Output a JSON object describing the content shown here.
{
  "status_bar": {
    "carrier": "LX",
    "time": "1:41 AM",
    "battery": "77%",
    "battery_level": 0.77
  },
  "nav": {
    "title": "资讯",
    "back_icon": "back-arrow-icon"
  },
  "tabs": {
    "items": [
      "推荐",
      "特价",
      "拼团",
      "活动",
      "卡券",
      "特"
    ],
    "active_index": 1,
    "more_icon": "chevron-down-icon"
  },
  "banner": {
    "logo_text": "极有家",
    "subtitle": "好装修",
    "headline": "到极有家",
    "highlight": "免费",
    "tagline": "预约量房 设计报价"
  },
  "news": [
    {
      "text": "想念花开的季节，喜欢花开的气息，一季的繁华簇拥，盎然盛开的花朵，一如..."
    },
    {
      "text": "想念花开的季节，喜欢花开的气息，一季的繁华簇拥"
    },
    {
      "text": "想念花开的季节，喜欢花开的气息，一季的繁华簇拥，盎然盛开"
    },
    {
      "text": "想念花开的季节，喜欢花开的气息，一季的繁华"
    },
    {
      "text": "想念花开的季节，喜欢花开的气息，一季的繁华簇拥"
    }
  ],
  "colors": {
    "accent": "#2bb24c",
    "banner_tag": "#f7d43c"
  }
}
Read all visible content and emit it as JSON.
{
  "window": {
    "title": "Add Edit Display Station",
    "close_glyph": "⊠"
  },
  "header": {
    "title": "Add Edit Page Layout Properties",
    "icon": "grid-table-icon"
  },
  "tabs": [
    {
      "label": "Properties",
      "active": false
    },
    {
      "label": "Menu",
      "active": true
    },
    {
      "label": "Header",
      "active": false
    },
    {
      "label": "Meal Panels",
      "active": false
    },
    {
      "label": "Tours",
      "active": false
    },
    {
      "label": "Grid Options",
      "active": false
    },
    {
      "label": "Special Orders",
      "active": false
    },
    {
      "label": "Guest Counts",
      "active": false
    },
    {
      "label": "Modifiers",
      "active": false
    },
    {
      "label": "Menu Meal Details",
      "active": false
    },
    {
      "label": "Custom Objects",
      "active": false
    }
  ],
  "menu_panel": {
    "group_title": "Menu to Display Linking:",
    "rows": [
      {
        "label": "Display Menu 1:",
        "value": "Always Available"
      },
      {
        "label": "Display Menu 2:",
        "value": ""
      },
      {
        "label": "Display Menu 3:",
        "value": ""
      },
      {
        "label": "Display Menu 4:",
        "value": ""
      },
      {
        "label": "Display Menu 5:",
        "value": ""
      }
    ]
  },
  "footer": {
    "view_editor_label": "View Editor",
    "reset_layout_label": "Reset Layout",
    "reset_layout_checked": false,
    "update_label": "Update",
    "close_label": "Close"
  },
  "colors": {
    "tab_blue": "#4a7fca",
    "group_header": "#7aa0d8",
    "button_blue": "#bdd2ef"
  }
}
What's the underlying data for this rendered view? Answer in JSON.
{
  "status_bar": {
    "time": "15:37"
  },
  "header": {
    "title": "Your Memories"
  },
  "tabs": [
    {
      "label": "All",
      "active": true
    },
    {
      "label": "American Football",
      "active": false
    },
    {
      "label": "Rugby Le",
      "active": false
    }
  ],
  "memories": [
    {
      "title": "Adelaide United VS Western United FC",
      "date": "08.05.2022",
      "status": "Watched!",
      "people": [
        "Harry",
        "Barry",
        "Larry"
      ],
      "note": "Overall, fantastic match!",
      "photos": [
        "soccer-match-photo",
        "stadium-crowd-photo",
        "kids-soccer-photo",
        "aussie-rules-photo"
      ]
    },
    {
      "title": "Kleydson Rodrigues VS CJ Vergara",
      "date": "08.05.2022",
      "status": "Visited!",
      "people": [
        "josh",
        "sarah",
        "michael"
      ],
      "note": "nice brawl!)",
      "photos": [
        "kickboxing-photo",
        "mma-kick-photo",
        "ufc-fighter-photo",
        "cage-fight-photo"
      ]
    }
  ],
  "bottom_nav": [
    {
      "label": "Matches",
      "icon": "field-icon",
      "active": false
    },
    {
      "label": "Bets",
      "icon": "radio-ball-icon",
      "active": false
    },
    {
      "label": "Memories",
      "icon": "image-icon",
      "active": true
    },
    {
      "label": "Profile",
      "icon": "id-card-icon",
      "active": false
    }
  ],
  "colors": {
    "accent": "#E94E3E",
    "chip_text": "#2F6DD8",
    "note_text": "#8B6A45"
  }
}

----------

**What needs to be done**:
Go through the listing above and restate it word for word.

**Exercise solution**:
Output a JSON object describing the content shown here.
{
  "status_bar": {
    "carrier": "LX",
    "time": "1:41 AM",
    "battery": "77%",
    "battery_level": 0.77
  },
  "nav": {
    "title": "资讯",
    "back_icon": "back-arrow-icon"
  },
  "tabs": {
    "items": [
      "推荐",
      "特价",
      "拼团",
      "活动",
      "卡券",
      "特"
    ],
    "active_index": 1,
    "more_icon": "chevron-down-icon"
  },
  "banner": {
    "logo_text": "极有家",
    "subtitle": "好装修",
    "headline": "到极有家",
    "highlight": "免费",
    "tagline": "预约量房 设计报价"
  },
  "news": [
    {
      "text": "想念花开的季节，喜欢花开的气息，一季的繁华簇拥，盎然盛开的花朵，一如..."
    },
    {
      "text": "想念花开的季节，喜欢花开的气息，一季的繁华簇拥"
    },
    {
      "text": "想念花开的季节，喜欢花开的气息，一季的繁华簇拥，盎然盛开"
    },
    {
      "text": "想念花开的季节，喜欢花开的气息，一季的繁华"
    },
    {
      "text": "想念花开的季节，喜欢花开的气息，一季的繁华簇拥"
    }
  ],
  "colors": {
    "accent": "#2bb24c",
    "banner_tag": "#f7d43c"
  }
}
Read all visible content and emit it as JSON.
{
  "window": {
    "title": "Add Edit Display Station",
    "close_glyph": "⊠"
  },
  "header": {
    "title": "Add Edit Page Layout Properties",
    "icon": "grid-table-icon"
  },
  "tabs": [
    {
      "label": "Properties",
      "active": false
    },
    {
      "label": "Menu",
      "active": true
    },
    {
      "label": "Header",
      "active": false
    },
    {
      "label": "Meal Panels",
      "active": false
    },
    {
      "label": "Tours",
      "active": false
    },
    {
      "label": "Grid Options",
      "active": false
    },
    {
      "label": "Special Orders",
      "active": false
    },
    {
      "label": "Guest Counts",
      "active": false
    },
    {
      "label": "Modifiers",
      "active": false
    },
    {
      "label": "Menu Meal Details",
      "active": false
    },
    {
      "label": "Custom Objects",
      "active": false
    }
  ],
  "menu_panel": {
    "group_title": "Menu to Display Linking:",
    "rows": [
      {
        "label": "Display Menu 1:",
        "value": "Always Available"
      },
      {
        "label": "Display Menu 2:",
        "value": ""
      },
      {
        "label": "Display Menu 3:",
        "value": ""
      },
      {
        "label": "Display Menu 4:",
        "value": ""
      },
      {
        "label": "Display Menu 5:",
        "value": ""
      }
    ]
  },
  "footer": {
    "view_editor_label": "View Editor",
    "reset_layout_label": "Reset Layout",
    "reset_layout_checked": false,
    "update_label": "Update",
    "close_label": "Close"
  },
  "colors": {
    "tab_blue": "#4a7fca",
    "group_header": "#7aa0d8",
    "button_blue": "#bdd2ef"
  }
}
What's the underlying data for this rendered view? Answer in JSON.
{
  "status_bar": {
    "time": "15:37"
  },
  "header": {
    "title": "Your Memories"
  },
  "tabs": [
    {
      "label": "All",
      "active": true
    },
    {
      "label": "American Football",
      "active": false
    },
    {
      "label": "Rugby Le",
      "active": false
    }
  ],
  "memories": [
    {
      "title": "Adelaide United VS Western United FC",
      "date": "08.05.2022",
      "status": "Watched!",
      "people": [
        "Harry",
        "Barry",
        "Larry"
      ],
      "note": "Overall, fantastic match!",
      "photos": [
        "soccer-match-photo",
        "stadium-crowd-photo",
        "kids-soccer-photo",
        "aussie-rules-photo"
      ]
    },
    {
      "title": "Kleydson Rodrigues VS CJ Vergara",
      "date": "08.05.2022",
      "status": "Visited!",
      "people": [
        "josh",
        "sarah",
        "michael"
      ],
      "note": "nice brawl!)",
      "photos": [
        "kickboxing-photo",
        "mma-kick-photo",
        "ufc-fighter-photo",
        "cage-fight-photo"
      ]
    }
  ],
  "bottom_nav": [
    {
      "label": "Matches",
      "icon": "field-icon",
      "active": false
    },
    {
      "label": "Bets",
      "icon": "radio-ball-icon",
      "active": false
    },
    {
      "label": "Memories",
      "icon": "image-icon",
      "active": true
    },
    {
      "label": "Profile",
      "icon": "id-card-icon",
      "active": false
    }
  ],
  "colors": {
    "accent": "#E94E3E",
    "chip_text": "#2F6DD8",
    "note_text": "#8B6A45"
  }
}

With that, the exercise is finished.